- Aim:
Rewrite the rows below, replacing "Global Overview" with "World Overview" and leaving everything else unchanged.

- Data for processing:

▼

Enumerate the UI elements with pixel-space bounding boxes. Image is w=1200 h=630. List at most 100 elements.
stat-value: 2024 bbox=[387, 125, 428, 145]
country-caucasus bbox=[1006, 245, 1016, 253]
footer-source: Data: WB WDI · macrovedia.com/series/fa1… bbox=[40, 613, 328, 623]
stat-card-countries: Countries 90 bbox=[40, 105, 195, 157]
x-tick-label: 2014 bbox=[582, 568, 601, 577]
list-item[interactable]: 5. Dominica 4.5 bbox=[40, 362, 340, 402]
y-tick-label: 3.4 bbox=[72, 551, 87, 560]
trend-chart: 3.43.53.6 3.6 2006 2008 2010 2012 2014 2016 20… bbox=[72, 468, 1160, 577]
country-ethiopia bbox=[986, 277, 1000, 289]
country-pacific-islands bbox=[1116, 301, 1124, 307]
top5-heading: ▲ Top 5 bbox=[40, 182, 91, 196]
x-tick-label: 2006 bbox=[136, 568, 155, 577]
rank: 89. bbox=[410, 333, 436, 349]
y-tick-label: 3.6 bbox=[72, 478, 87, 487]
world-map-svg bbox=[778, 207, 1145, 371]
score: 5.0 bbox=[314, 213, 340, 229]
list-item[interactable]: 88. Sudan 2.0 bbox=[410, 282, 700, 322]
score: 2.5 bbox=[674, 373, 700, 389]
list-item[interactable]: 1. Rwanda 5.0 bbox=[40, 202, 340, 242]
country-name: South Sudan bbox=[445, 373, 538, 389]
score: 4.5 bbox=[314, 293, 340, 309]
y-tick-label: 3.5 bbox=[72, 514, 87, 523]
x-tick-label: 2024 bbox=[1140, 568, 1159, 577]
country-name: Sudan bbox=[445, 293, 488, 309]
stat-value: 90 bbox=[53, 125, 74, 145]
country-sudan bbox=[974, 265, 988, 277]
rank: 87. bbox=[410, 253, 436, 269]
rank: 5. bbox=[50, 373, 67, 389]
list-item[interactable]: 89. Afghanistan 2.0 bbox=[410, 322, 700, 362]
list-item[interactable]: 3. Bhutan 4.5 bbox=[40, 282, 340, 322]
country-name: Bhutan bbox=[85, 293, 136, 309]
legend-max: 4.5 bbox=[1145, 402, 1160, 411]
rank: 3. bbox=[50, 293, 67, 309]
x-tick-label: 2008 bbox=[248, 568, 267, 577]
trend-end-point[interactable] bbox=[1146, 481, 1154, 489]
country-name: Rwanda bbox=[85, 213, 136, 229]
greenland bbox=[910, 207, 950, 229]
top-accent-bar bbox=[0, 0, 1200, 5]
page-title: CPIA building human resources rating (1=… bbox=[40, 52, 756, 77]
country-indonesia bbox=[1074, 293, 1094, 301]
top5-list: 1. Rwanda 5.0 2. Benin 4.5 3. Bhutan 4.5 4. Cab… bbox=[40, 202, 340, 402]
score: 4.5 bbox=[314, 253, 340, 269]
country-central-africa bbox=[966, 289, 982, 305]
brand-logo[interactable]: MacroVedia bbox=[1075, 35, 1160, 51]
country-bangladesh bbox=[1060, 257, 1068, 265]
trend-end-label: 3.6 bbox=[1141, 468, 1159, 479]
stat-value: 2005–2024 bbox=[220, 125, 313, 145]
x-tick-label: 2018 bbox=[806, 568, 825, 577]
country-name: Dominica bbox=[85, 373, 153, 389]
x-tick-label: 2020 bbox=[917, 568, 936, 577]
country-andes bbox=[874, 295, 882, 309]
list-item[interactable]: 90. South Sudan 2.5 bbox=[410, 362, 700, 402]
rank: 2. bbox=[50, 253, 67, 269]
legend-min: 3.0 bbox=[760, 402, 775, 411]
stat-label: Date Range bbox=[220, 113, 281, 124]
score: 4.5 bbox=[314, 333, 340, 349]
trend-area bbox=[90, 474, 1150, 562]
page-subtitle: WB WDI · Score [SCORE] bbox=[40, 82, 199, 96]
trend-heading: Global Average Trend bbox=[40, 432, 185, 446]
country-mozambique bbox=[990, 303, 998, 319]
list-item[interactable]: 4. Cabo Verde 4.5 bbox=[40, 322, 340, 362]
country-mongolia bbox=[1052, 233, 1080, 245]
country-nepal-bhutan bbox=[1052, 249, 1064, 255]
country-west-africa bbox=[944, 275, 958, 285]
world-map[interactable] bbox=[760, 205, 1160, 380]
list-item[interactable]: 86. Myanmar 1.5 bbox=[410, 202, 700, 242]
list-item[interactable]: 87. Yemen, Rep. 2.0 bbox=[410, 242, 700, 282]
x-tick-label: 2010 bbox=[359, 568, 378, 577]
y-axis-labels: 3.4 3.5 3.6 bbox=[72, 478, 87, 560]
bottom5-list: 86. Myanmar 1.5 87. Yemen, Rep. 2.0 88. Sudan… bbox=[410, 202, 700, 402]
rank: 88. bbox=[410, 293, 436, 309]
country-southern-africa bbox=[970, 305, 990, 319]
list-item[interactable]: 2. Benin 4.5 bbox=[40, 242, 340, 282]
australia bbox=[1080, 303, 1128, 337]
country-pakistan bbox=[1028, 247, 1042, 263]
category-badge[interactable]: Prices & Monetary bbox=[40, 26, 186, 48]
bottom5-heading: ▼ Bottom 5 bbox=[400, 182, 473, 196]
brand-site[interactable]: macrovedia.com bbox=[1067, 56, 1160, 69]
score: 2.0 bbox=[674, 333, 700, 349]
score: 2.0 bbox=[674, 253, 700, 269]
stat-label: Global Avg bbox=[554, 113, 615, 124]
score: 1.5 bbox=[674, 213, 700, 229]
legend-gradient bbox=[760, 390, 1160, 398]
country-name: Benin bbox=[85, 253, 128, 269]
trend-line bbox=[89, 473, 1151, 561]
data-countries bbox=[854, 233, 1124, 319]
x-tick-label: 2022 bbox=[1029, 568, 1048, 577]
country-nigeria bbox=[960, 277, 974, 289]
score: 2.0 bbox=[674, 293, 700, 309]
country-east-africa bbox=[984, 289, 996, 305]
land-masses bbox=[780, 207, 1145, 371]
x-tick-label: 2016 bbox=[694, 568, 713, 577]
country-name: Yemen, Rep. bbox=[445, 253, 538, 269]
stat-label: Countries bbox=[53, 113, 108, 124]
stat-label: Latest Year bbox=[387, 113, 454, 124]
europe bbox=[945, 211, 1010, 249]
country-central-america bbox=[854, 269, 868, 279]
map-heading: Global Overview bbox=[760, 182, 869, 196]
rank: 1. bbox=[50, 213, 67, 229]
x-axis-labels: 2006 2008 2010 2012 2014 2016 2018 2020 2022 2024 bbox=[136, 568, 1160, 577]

▲

- Full solution:
Enumerate the UI elements with pixel-space bounding boxes. Image is w=1200 h=630. List at most 100 elements.
stat-value: 2024 bbox=[387, 125, 428, 145]
country-caucasus bbox=[1006, 245, 1016, 253]
footer-source: Data: WB WDI · macrovedia.com/series/fa1… bbox=[40, 613, 328, 623]
stat-card-countries: Countries 90 bbox=[40, 105, 195, 157]
x-tick-label: 2014 bbox=[582, 568, 601, 577]
list-item[interactable]: 5. Dominica 4.5 bbox=[40, 362, 340, 402]
y-tick-label: 3.4 bbox=[72, 551, 87, 560]
trend-chart: 3.43.53.6 3.6 2006 2008 2010 2012 2014 2016 20… bbox=[72, 468, 1160, 577]
country-ethiopia bbox=[986, 277, 1000, 289]
country-pacific-islands bbox=[1116, 301, 1124, 307]
top5-heading: ▲ Top 5 bbox=[40, 182, 91, 196]
x-tick-label: 2006 bbox=[136, 568, 155, 577]
rank: 89. bbox=[410, 333, 436, 349]
y-tick-label: 3.6 bbox=[72, 478, 87, 487]
world-map-svg bbox=[778, 207, 1145, 371]
score: 5.0 bbox=[314, 213, 340, 229]
list-item[interactable]: 88. Sudan 2.0 bbox=[410, 282, 700, 322]
score: 2.5 bbox=[674, 373, 700, 389]
list-item[interactable]: 1. Rwanda 5.0 bbox=[40, 202, 340, 242]
country-name: South Sudan bbox=[445, 373, 538, 389]
score: 4.5 bbox=[314, 293, 340, 309]
y-tick-label: 3.5 bbox=[72, 514, 87, 523]
x-tick-label: 2024 bbox=[1140, 568, 1159, 577]
country-name: Sudan bbox=[445, 293, 488, 309]
stat-value: 90 bbox=[53, 125, 74, 145]
country-sudan bbox=[974, 265, 988, 277]
rank: 87. bbox=[410, 253, 436, 269]
rank: 5. bbox=[50, 373, 67, 389]
list-item[interactable]: 89. Afghanistan 2.0 bbox=[410, 322, 700, 362]
list-item[interactable]: 3. Bhutan 4.5 bbox=[40, 282, 340, 322]
country-name: Bhutan bbox=[85, 293, 136, 309]
legend-max: 4.5 bbox=[1145, 402, 1160, 411]
rank: 3. bbox=[50, 293, 67, 309]
x-tick-label: 2008 bbox=[248, 568, 267, 577]
trend-end-point[interactable] bbox=[1146, 481, 1154, 489]
country-name: Rwanda bbox=[85, 213, 136, 229]
greenland bbox=[910, 207, 950, 229]
top-accent-bar bbox=[0, 0, 1200, 5]
page-title: CPIA building human resources rating (1=… bbox=[40, 52, 756, 77]
country-indonesia bbox=[1074, 293, 1094, 301]
top5-list: 1. Rwanda 5.0 2. Benin 4.5 3. Bhutan 4.5 4. Cab… bbox=[40, 202, 340, 402]
score: 4.5 bbox=[314, 253, 340, 269]
country-central-africa bbox=[966, 289, 982, 305]
brand-logo[interactable]: MacroVedia bbox=[1075, 35, 1160, 51]
country-bangladesh bbox=[1060, 257, 1068, 265]
trend-end-label: 3.6 bbox=[1141, 468, 1159, 479]
stat-value: 2005–2024 bbox=[220, 125, 313, 145]
x-tick-label: 2018 bbox=[806, 568, 825, 577]
country-name: Dominica bbox=[85, 373, 153, 389]
x-tick-label: 2020 bbox=[917, 568, 936, 577]
country-andes bbox=[874, 295, 882, 309]
list-item[interactable]: 90. South Sudan 2.5 bbox=[410, 362, 700, 402]
rank: 2. bbox=[50, 253, 67, 269]
legend-min: 3.0 bbox=[760, 402, 775, 411]
stat-label: Date Range bbox=[220, 113, 281, 124]
score: 4.5 bbox=[314, 333, 340, 349]
trend-area bbox=[90, 474, 1150, 562]
page-subtitle: WB WDI · Score [SCORE] bbox=[40, 82, 199, 96]
trend-heading: Global Average Trend bbox=[40, 432, 185, 446]
country-mozambique bbox=[990, 303, 998, 319]
list-item[interactable]: 4. Cabo Verde 4.5 bbox=[40, 322, 340, 362]
country-mongolia bbox=[1052, 233, 1080, 245]
country-nepal-bhutan bbox=[1052, 249, 1064, 255]
country-west-africa bbox=[944, 275, 958, 285]
world-map[interactable] bbox=[760, 205, 1160, 380]
list-item[interactable]: 86. Myanmar 1.5 bbox=[410, 202, 700, 242]
list-item[interactable]: 87. Yemen, Rep. 2.0 bbox=[410, 242, 700, 282]
x-tick-label: 2010 bbox=[359, 568, 378, 577]
y-axis-labels: 3.4 3.5 3.6 bbox=[72, 478, 87, 560]
bottom5-list: 86. Myanmar 1.5 87. Yemen, Rep. 2.0 88. Sudan… bbox=[410, 202, 700, 402]
rank: 88. bbox=[410, 293, 436, 309]
country-southern-africa bbox=[970, 305, 990, 319]
list-item[interactable]: 2. Benin 4.5 bbox=[40, 242, 340, 282]
australia bbox=[1080, 303, 1128, 337]
country-pakistan bbox=[1028, 247, 1042, 263]
category-badge[interactable]: Prices & Monetary bbox=[40, 26, 186, 48]
bottom5-heading: ▼ Bottom 5 bbox=[400, 182, 473, 196]
brand-site[interactable]: macrovedia.com bbox=[1067, 56, 1160, 69]
score: 2.0 bbox=[674, 333, 700, 349]
score: 2.0 bbox=[674, 253, 700, 269]
stat-label: Global Avg bbox=[554, 113, 615, 124]
score: 1.5 bbox=[674, 213, 700, 229]
legend-gradient bbox=[760, 390, 1160, 398]
country-name: Benin bbox=[85, 253, 128, 269]
trend-line bbox=[89, 473, 1151, 561]
data-countries bbox=[854, 233, 1124, 319]
x-tick-label: 2022 bbox=[1029, 568, 1048, 577]
country-nigeria bbox=[960, 277, 974, 289]
score: 2.0 bbox=[674, 293, 700, 309]
country-east-africa bbox=[984, 289, 996, 305]
land-masses bbox=[780, 207, 1145, 371]
x-tick-label: 2016 bbox=[694, 568, 713, 577]
country-name: Yemen, Rep. bbox=[445, 253, 538, 269]
stat-label: Countries bbox=[53, 113, 108, 124]
stat-label: Latest Year bbox=[387, 113, 454, 124]
europe bbox=[945, 211, 1010, 249]
country-central-america bbox=[854, 269, 868, 279]
map-heading: World Overview bbox=[760, 182, 869, 196]
rank: 1. bbox=[50, 213, 67, 229]
x-axis-labels: 2006 2008 2010 2012 2014 2016 2018 2020 2022 2024 bbox=[136, 568, 1160, 577]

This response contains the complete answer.